Short exercise: Below are the records; copy each line in them that holds the word "JSON".

>> Start Data in this exercise

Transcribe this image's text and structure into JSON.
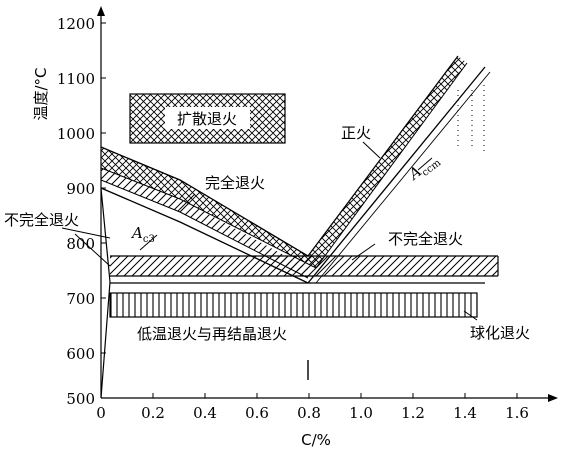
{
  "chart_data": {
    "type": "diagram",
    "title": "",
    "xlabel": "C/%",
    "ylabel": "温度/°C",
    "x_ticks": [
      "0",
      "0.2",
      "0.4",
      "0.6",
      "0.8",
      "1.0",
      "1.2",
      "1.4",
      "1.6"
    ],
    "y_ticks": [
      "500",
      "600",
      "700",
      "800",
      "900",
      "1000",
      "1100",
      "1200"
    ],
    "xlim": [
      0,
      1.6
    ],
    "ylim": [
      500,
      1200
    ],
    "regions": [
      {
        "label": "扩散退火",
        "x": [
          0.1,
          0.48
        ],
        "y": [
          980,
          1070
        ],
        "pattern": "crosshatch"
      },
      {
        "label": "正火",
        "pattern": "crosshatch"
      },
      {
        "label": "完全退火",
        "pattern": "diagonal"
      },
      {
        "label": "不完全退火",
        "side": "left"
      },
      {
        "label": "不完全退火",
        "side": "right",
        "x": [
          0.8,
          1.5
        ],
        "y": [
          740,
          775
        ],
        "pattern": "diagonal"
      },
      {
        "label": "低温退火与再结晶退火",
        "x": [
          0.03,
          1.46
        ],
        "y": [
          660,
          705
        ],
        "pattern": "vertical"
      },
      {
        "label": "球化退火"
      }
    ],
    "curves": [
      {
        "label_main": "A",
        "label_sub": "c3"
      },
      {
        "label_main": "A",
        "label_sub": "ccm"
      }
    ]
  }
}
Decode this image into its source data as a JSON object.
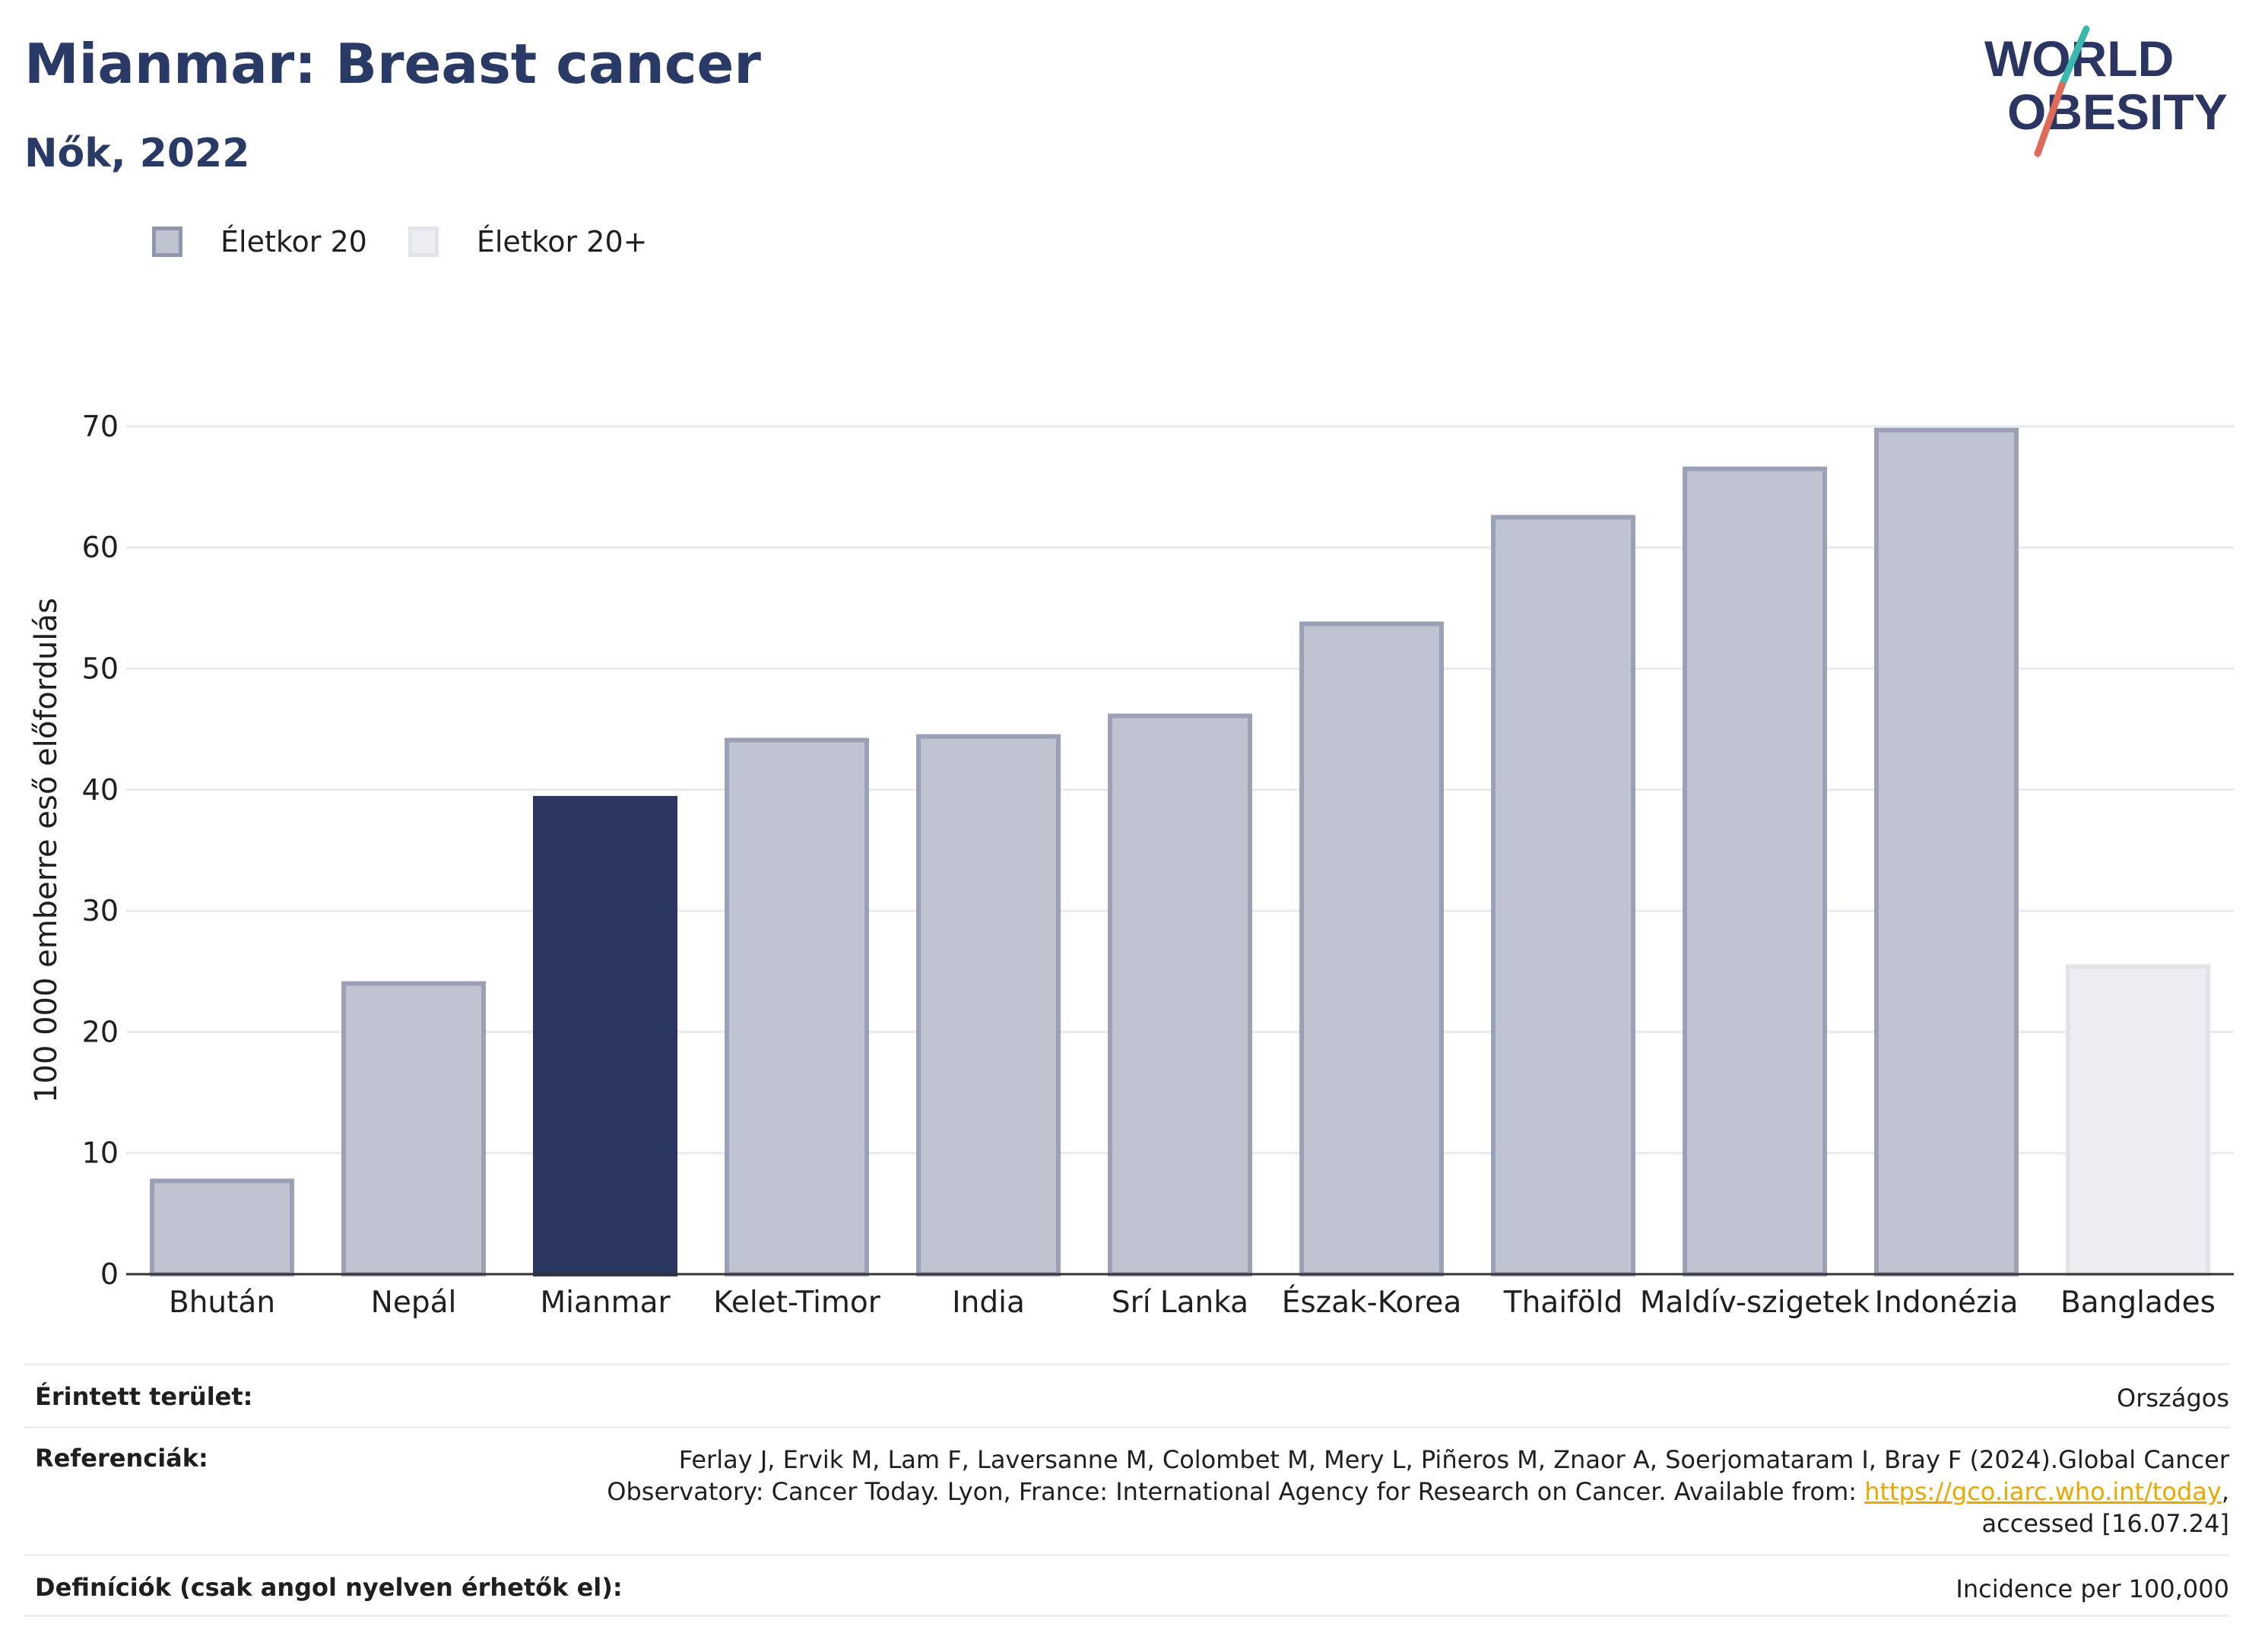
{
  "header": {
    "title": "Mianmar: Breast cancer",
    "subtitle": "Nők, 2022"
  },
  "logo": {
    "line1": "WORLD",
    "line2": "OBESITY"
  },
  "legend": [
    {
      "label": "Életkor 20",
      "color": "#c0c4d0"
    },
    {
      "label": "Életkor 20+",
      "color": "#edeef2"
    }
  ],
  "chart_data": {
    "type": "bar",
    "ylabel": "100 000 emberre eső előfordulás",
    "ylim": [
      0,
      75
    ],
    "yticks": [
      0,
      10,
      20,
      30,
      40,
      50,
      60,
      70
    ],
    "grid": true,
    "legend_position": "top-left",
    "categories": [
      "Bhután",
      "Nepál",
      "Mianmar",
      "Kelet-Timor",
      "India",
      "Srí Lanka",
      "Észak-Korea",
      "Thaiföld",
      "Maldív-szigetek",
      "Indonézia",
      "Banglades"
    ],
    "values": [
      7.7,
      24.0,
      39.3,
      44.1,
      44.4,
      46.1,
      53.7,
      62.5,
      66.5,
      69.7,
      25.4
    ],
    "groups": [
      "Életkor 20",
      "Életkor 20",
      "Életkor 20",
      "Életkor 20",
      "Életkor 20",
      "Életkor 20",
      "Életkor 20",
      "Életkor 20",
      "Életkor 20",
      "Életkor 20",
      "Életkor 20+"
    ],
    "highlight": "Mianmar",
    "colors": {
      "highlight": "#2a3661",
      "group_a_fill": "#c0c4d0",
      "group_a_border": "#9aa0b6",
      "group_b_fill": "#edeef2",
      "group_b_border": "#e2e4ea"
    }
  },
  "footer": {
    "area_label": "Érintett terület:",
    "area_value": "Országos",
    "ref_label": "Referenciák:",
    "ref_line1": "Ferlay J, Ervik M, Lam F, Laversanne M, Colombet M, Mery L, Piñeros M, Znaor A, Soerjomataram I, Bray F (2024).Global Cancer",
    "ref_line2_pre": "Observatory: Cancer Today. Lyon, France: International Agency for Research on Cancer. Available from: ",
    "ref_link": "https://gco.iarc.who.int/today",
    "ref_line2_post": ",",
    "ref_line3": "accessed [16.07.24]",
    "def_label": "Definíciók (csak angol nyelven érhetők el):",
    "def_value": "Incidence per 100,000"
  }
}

>> End Data in this exercise
>> Start Data in this exercise

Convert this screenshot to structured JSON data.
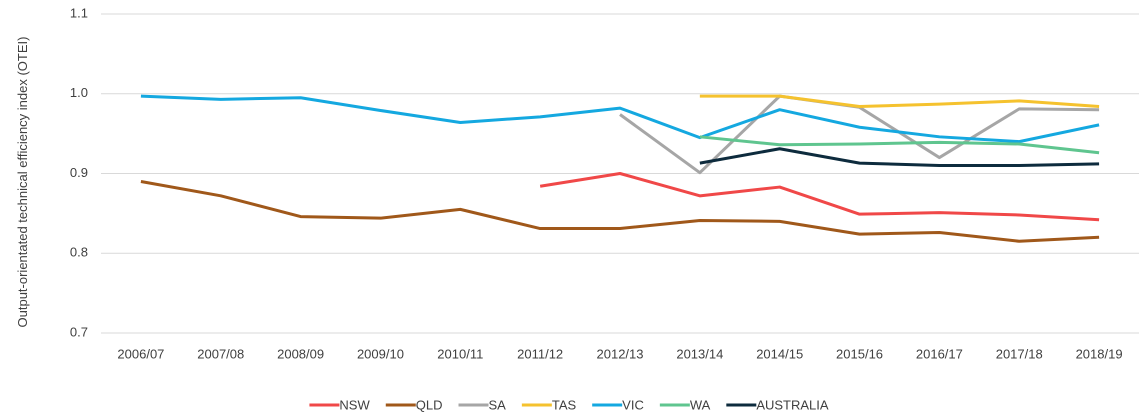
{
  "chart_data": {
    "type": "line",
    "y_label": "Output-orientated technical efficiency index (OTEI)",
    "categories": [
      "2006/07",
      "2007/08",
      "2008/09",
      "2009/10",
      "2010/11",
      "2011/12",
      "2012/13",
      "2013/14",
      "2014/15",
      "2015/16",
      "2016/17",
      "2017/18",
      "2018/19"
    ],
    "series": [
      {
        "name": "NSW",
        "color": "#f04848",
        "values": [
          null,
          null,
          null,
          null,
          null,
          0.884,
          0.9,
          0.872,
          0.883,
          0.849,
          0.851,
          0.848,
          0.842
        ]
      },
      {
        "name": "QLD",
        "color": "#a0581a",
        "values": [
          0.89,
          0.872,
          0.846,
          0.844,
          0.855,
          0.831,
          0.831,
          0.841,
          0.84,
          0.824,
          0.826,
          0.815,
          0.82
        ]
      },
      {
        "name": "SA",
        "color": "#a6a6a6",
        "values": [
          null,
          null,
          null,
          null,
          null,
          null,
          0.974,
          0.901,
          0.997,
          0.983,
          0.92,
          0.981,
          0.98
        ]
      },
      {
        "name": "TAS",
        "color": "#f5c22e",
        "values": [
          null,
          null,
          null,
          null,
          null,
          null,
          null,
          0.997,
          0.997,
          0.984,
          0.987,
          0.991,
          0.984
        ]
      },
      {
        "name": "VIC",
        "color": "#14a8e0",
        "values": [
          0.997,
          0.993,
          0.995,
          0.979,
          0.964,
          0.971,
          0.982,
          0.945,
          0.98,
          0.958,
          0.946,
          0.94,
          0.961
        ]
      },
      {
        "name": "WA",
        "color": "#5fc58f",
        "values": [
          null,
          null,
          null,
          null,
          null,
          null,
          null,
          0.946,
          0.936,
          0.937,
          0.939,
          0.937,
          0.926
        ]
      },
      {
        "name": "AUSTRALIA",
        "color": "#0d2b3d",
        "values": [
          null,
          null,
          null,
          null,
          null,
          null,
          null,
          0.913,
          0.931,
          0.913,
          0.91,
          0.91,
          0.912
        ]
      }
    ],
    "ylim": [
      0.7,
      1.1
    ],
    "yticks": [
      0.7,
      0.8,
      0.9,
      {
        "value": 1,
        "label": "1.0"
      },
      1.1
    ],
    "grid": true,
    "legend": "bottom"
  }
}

>> End Data in this exercise
>> Start Data in this exercise

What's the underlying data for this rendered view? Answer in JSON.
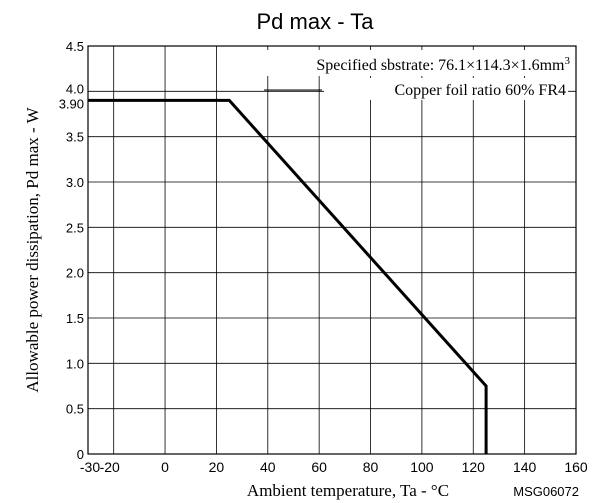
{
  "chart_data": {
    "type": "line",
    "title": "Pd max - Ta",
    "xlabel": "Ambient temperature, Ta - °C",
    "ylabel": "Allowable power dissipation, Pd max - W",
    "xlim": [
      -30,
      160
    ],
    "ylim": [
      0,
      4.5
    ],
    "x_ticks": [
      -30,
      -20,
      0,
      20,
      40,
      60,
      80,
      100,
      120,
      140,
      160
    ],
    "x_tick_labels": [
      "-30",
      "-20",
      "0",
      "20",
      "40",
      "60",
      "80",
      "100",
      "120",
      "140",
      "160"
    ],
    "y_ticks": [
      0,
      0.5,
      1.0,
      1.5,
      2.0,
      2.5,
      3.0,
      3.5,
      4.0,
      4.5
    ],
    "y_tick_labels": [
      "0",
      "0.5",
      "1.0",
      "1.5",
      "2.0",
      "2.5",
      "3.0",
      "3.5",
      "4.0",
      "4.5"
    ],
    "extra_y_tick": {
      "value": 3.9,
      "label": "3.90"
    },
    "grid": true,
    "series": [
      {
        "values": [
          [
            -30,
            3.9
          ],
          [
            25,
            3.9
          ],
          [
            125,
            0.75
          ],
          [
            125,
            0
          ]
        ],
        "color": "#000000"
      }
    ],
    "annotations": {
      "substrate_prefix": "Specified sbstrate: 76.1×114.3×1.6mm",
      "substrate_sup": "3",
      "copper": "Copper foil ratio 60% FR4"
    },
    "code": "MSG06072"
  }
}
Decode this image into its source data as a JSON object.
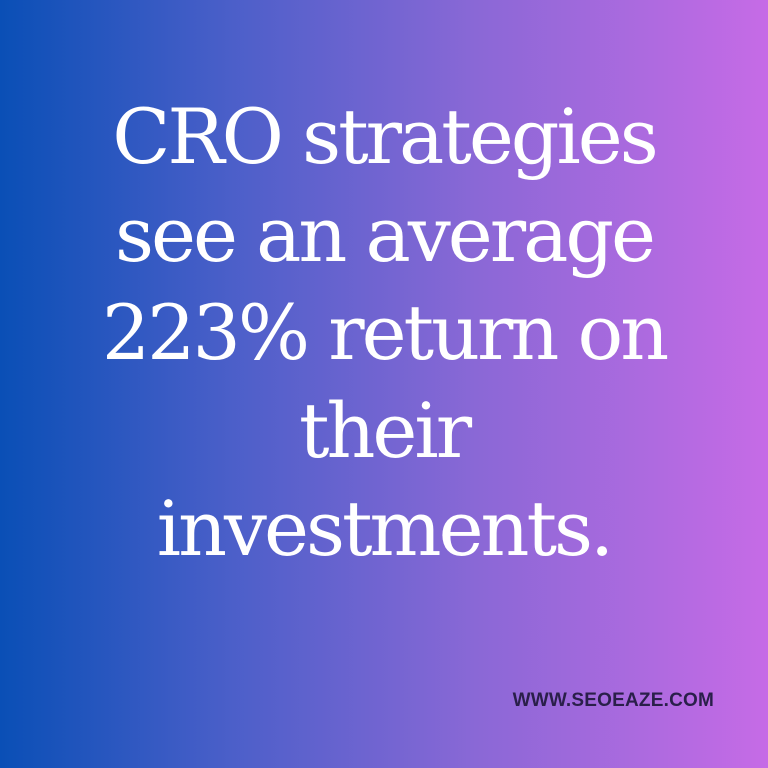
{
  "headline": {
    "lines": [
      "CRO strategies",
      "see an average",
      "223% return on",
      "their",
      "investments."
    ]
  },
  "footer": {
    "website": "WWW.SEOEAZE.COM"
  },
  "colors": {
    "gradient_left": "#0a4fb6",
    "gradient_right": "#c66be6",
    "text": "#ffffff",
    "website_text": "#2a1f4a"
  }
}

>> End Data in this exercise

Answer below:
Transcribe this image's text and structure into JSON.
Decode this image into its source data as a JSON object.
Convert this screenshot to structured JSON data.
What's the underlying data for this rendered view? Answer in JSON.
Decode this image into its source data as a JSON object.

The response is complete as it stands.